**WHAT IS NEEDED**: Find the string "badge" and gather every line that holds it.

+ + + + +

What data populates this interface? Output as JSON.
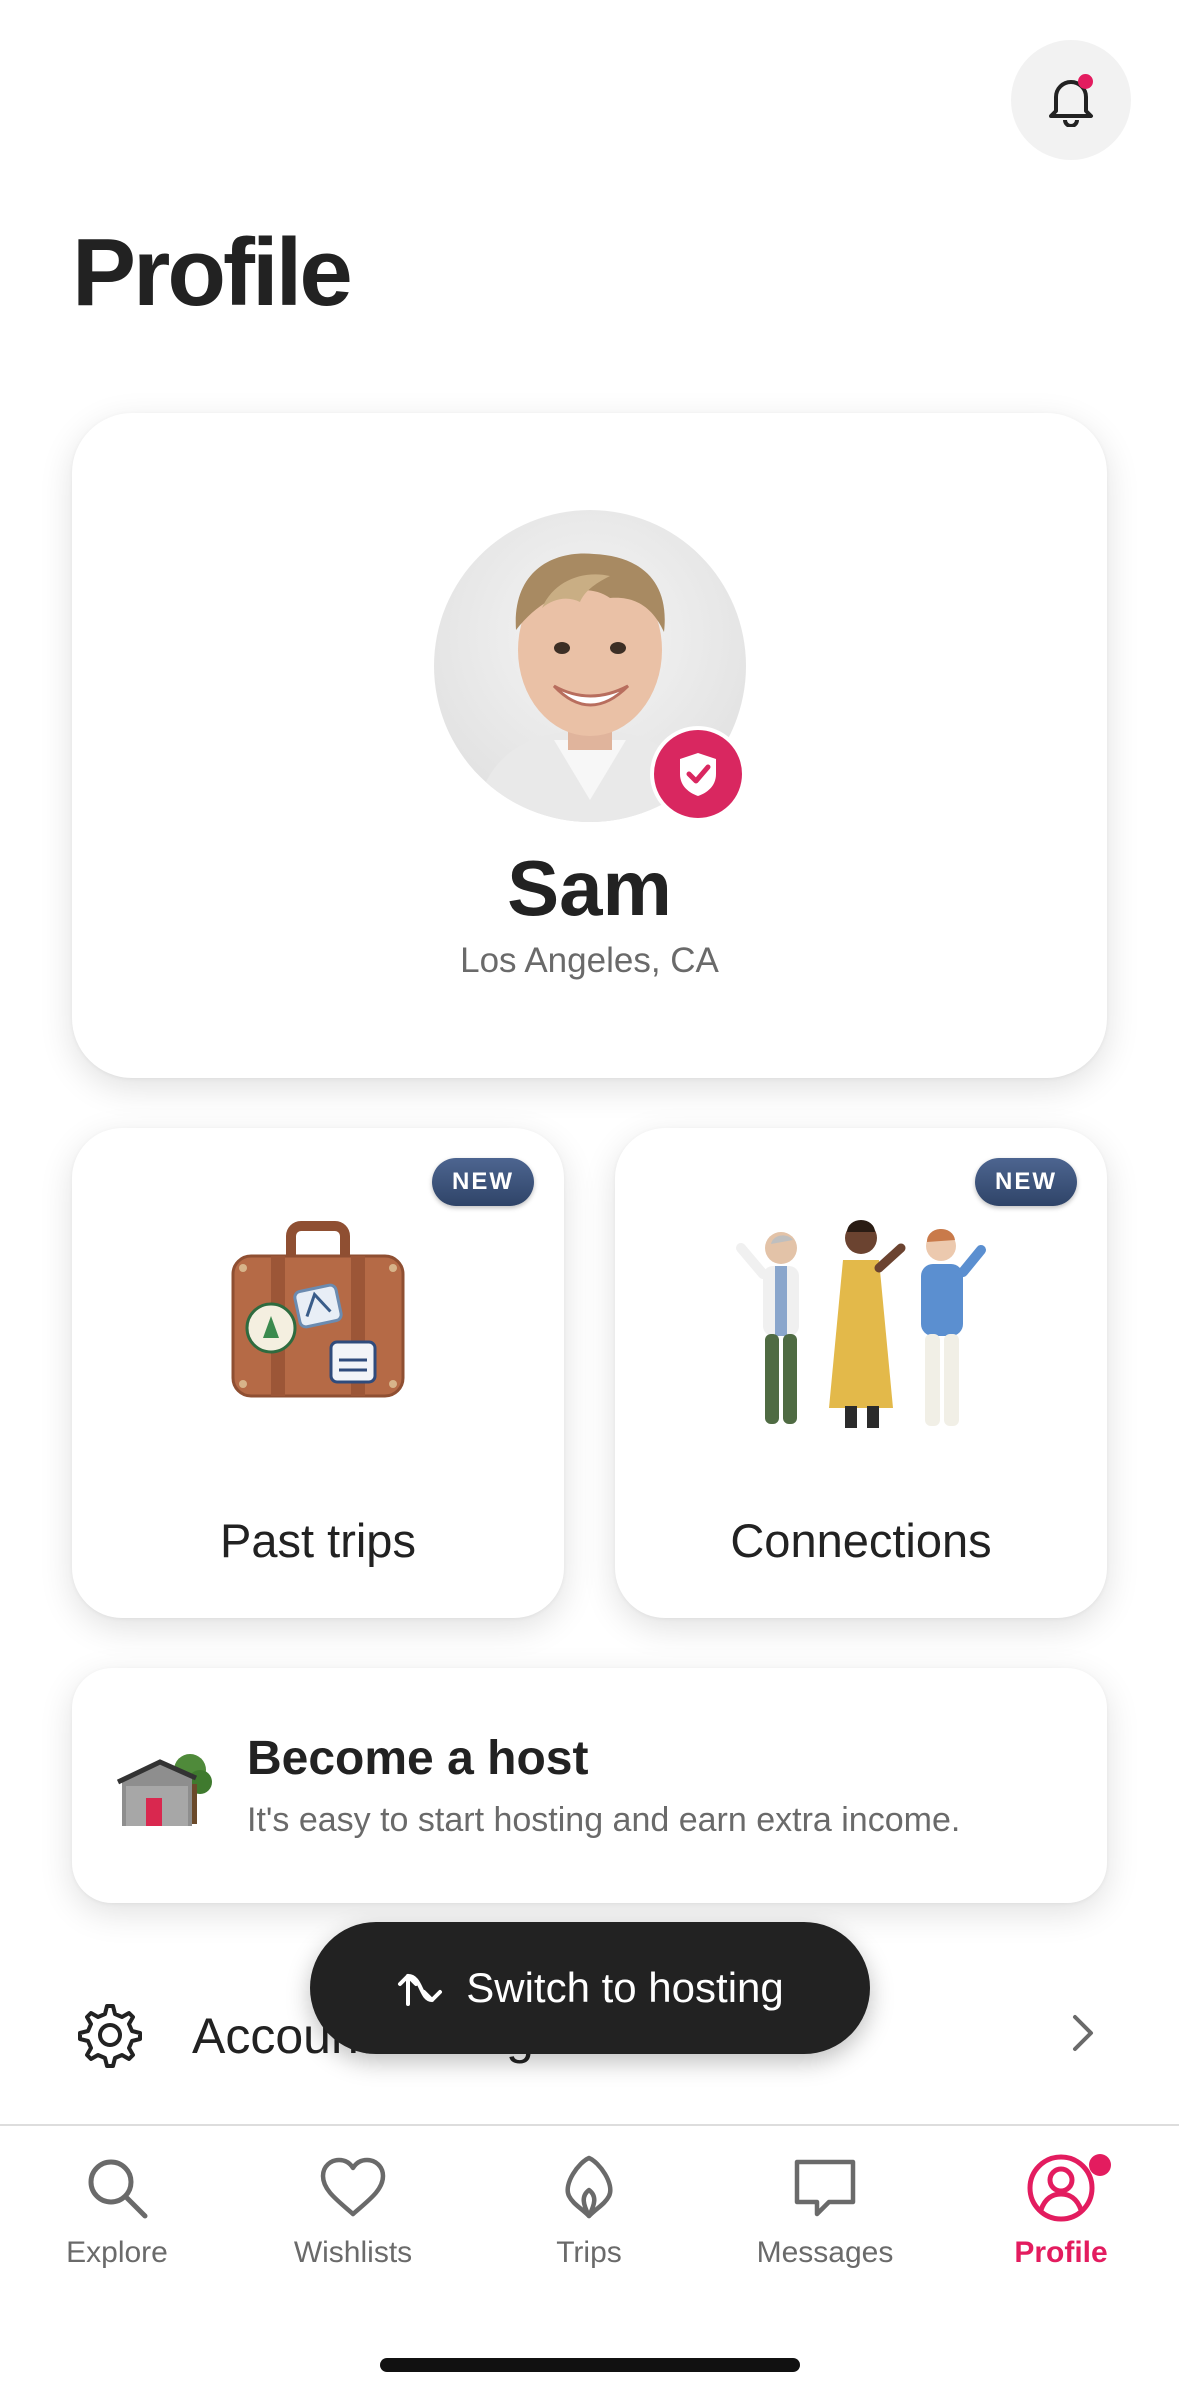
{
  "header": {
    "page_title": "Profile",
    "notification_icon": "bell-icon"
  },
  "profile": {
    "name": "Sam",
    "location": "Los Angeles, CA",
    "verified_icon": "shield-check-icon"
  },
  "tiles": [
    {
      "label": "Past trips",
      "badge": "NEW",
      "icon": "suitcase-icon"
    },
    {
      "label": "Connections",
      "badge": "NEW",
      "icon": "people-icon"
    }
  ],
  "host_promo": {
    "title": "Become a host",
    "subtitle": "It's easy to start hosting and earn extra income.",
    "icon": "house-icon"
  },
  "settings_row": {
    "label": "Account settings",
    "icon": "gear-icon"
  },
  "floating_button": {
    "label": "Switch to hosting",
    "icon": "switch-icon"
  },
  "tabbar": {
    "items": [
      {
        "label": "Explore",
        "icon": "search-icon",
        "active": false
      },
      {
        "label": "Wishlists",
        "icon": "heart-icon",
        "active": false
      },
      {
        "label": "Trips",
        "icon": "airbnb-logo-icon",
        "active": false
      },
      {
        "label": "Messages",
        "icon": "message-icon",
        "active": false
      },
      {
        "label": "Profile",
        "icon": "profile-icon",
        "active": true
      }
    ]
  },
  "colors": {
    "brand": "#e31c5f",
    "text": "#222222",
    "muted": "#6a6a6a",
    "badge": "#3b5179"
  }
}
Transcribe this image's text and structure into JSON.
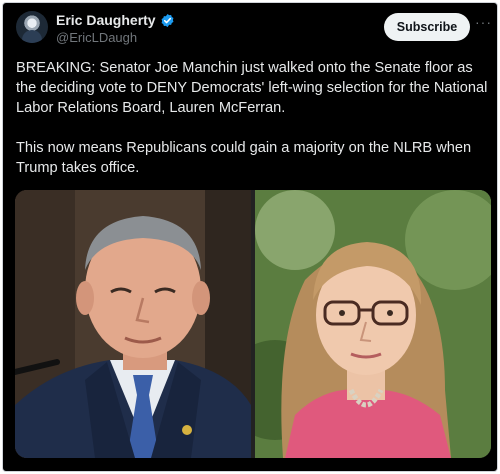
{
  "tweet": {
    "author": {
      "display_name": "Eric Daugherty",
      "handle": "@EricLDaugh",
      "verified_icon": "verified-badge-icon",
      "verified_color": "#1d9bf0"
    },
    "subscribe_label": "Subscribe",
    "more_label": "···",
    "text_paragraphs": [
      "BREAKING: Senator Joe Manchin just walked onto the Senate floor as the deciding vote to DENY Democrats' left-wing selection for the National Labor Relations Board, Lauren McFerran.",
      "This now means Republicans could gain a majority on the NLRB when Trump takes office."
    ],
    "media": [
      {
        "icon": "portrait-photo",
        "subject": "man-in-suit"
      },
      {
        "icon": "portrait-photo",
        "subject": "woman-with-glasses"
      }
    ]
  },
  "theme": {
    "background": "#000000",
    "text": "#e7e9ea",
    "secondary_text": "#71767b",
    "button_bg": "#eff3f4"
  }
}
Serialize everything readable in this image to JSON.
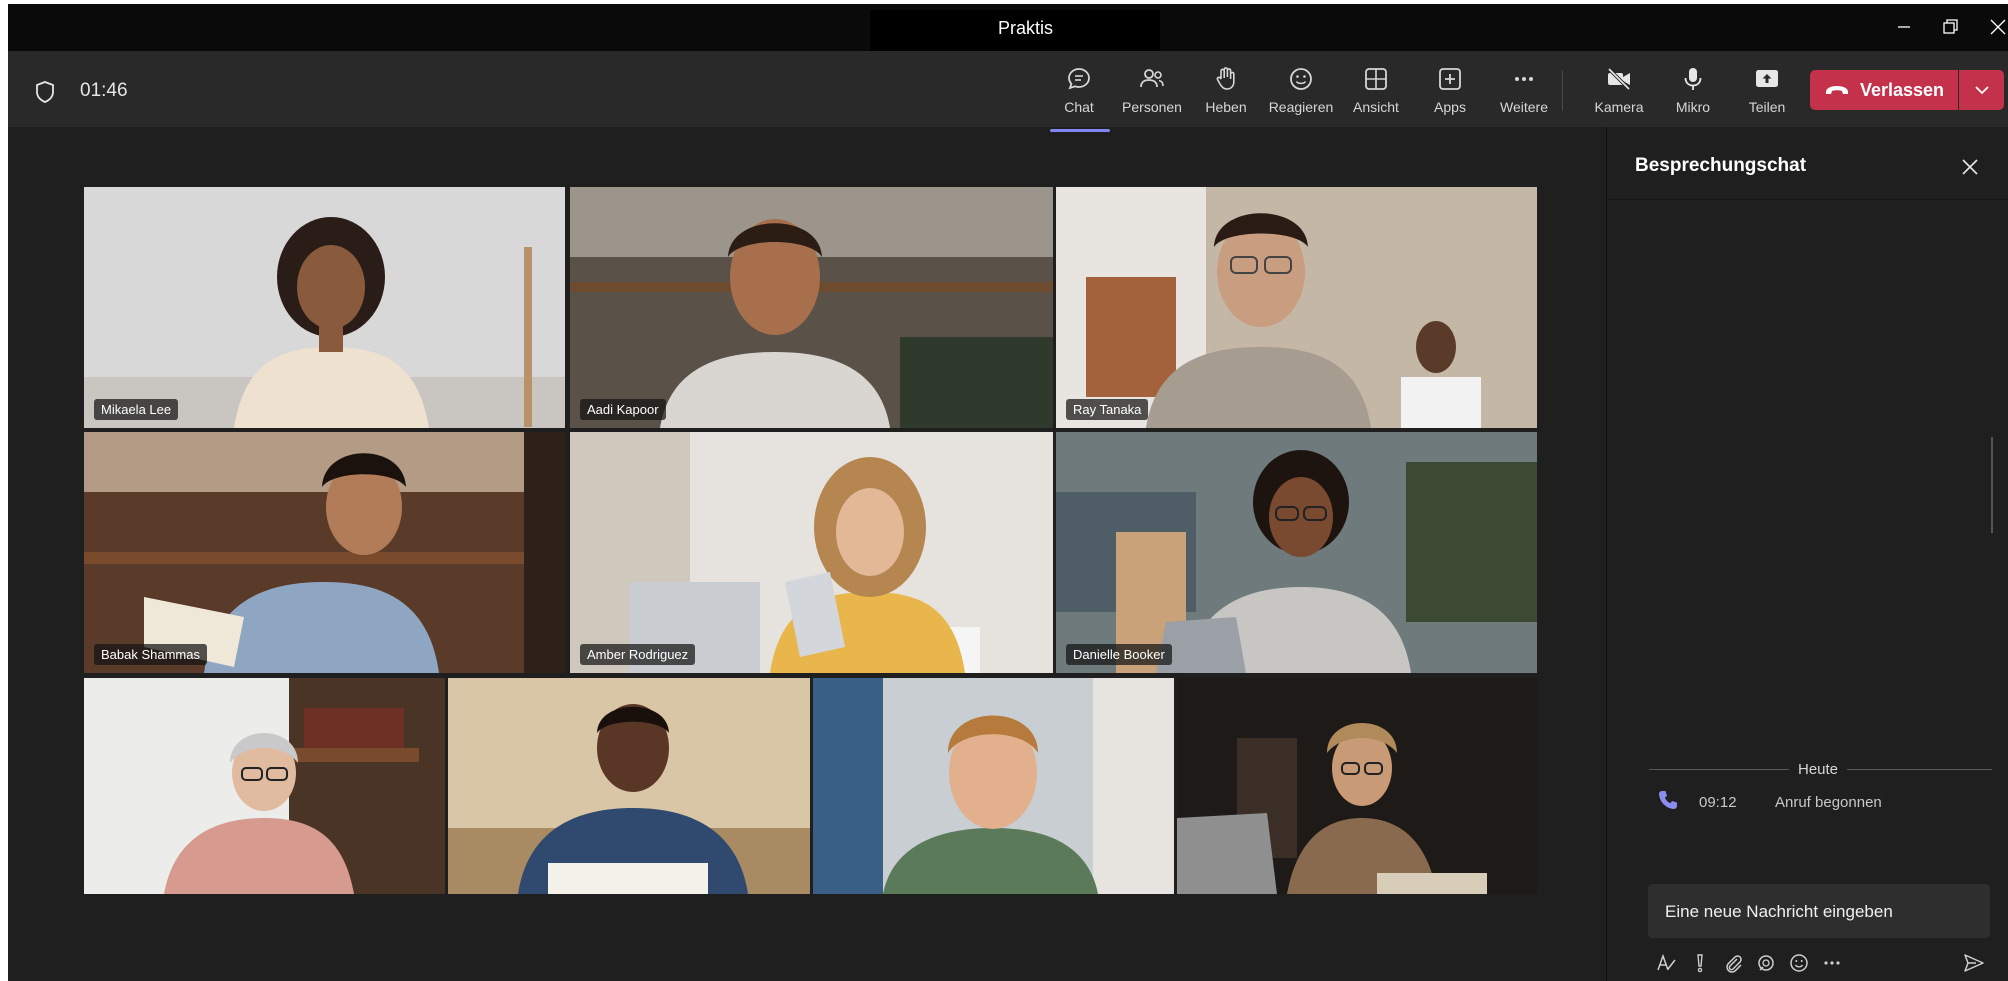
{
  "window": {
    "title": "Praktis"
  },
  "meeting": {
    "timer": "01:46"
  },
  "toolbar": {
    "chat": "Chat",
    "people": "Personen",
    "raise": "Heben",
    "react": "Reagieren",
    "view": "Ansicht",
    "apps": "Apps",
    "more": "Weitere",
    "camera": "Kamera",
    "mic": "Mikro",
    "share": "Teilen",
    "leave": "Verlassen"
  },
  "participants": [
    {
      "name": "Mikaela Lee"
    },
    {
      "name": "Aadi Kapoor"
    },
    {
      "name": "Ray Tanaka"
    },
    {
      "name": "Babak Shammas"
    },
    {
      "name": "Amber Rodriguez"
    },
    {
      "name": "Danielle Booker"
    },
    {
      "name": ""
    },
    {
      "name": ""
    },
    {
      "name": ""
    },
    {
      "name": ""
    }
  ],
  "chat": {
    "title": "Besprechungschat",
    "date_separator": "Heute",
    "events": [
      {
        "time": "09:12",
        "text": "Anruf begonnen"
      }
    ],
    "compose_placeholder": "Eine neue Nachricht eingeben"
  },
  "colors": {
    "accent": "#7f85f5",
    "leave": "#c4314b",
    "background": "#1f1f1f",
    "toolbar": "#292929"
  }
}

+ + + + +

**EXERCISE RESPONSE**:
      "badge": "NEW",
      "badge": "NEW",
    "badge": "#3b5179"
      "verified_icon": "verified-badge-icon",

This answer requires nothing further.